### Dataset records

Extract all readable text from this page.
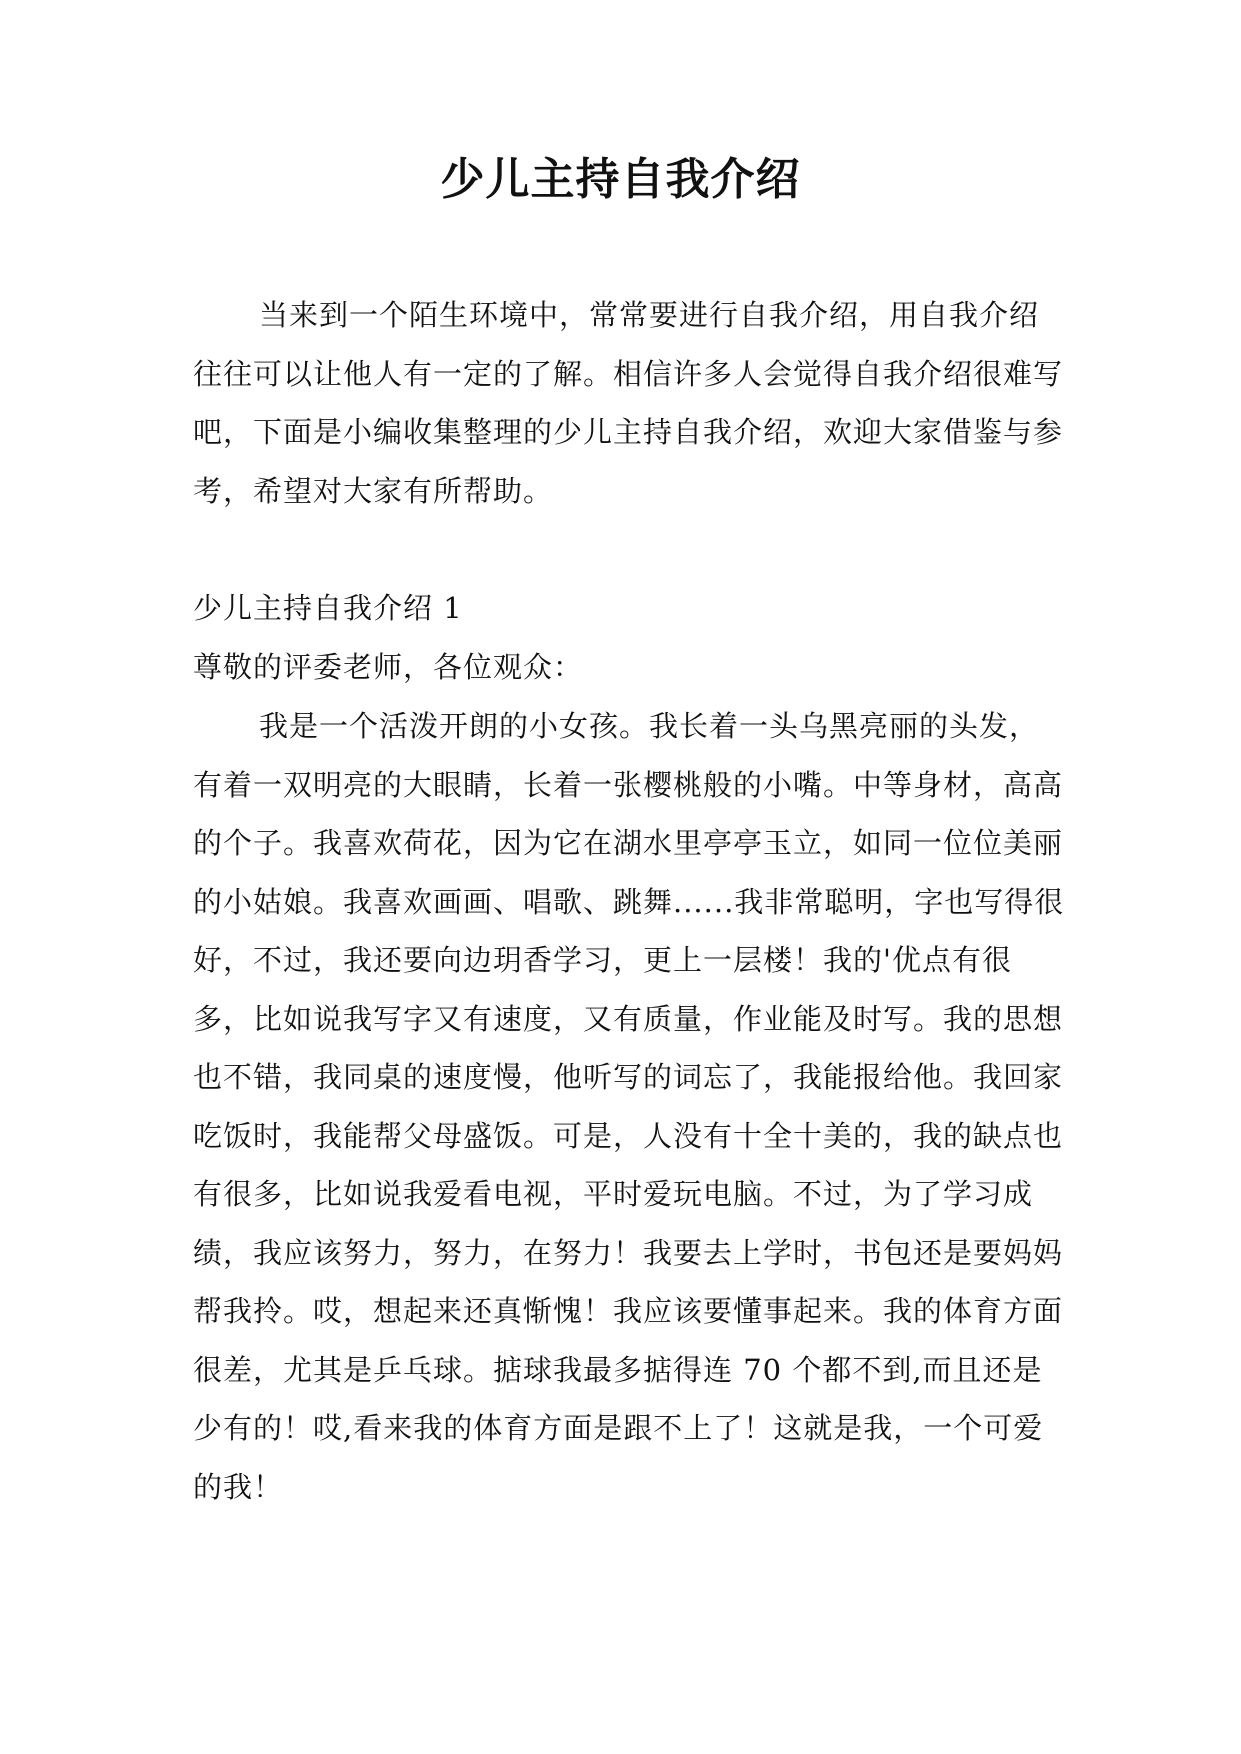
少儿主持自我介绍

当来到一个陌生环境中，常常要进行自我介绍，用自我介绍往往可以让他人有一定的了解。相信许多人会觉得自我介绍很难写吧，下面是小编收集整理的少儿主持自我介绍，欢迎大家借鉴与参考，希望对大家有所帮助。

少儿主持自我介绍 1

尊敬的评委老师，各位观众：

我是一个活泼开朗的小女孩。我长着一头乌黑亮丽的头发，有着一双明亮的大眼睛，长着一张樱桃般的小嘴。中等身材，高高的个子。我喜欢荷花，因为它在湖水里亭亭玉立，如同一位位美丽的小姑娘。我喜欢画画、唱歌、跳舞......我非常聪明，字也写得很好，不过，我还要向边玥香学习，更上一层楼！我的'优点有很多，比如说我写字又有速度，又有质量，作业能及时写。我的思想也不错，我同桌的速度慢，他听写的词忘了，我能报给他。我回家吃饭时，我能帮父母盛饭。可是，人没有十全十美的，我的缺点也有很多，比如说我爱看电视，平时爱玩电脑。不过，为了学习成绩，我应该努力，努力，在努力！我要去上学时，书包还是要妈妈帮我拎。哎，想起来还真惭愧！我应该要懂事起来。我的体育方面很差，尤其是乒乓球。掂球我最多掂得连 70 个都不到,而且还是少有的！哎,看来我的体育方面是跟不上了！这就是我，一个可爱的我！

### Challenge
From the records given above, reproduce all text exactly and exclude each picture.

### Written response
Extract all readable text from this page.
少儿主持自我介绍

当来到一个陌生环境中，常常要进行自我介绍，用自我介绍往往可以让他人有一定的了解。相信许多人会觉得自我介绍很难写吧，下面是小编收集整理的少儿主持自我介绍，欢迎大家借鉴与参考，希望对大家有所帮助。

少儿主持自我介绍 1

尊敬的评委老师，各位观众：

我是一个活泼开朗的小女孩。我长着一头乌黑亮丽的头发，有着一双明亮的大眼睛，长着一张樱桃般的小嘴。中等身材，高高的个子。我喜欢荷花，因为它在湖水里亭亭玉立，如同一位位美丽的小姑娘。我喜欢画画、唱歌、跳舞......我非常聪明，字也写得很好，不过，我还要向边玥香学习，更上一层楼！我的'优点有很多，比如说我写字又有速度，又有质量，作业能及时写。我的思想也不错，我同桌的速度慢，他听写的词忘了，我能报给他。我回家吃饭时，我能帮父母盛饭。可是，人没有十全十美的，我的缺点也有很多，比如说我爱看电视，平时爱玩电脑。不过，为了学习成绩，我应该努力，努力，在努力！我要去上学时，书包还是要妈妈帮我拎。哎，想起来还真惭愧！我应该要懂事起来。我的体育方面很差，尤其是乒乓球。掂球我最多掂得连 70 个都不到,而且还是少有的！哎,看来我的体育方面是跟不上了！这就是我，一个可爱的我！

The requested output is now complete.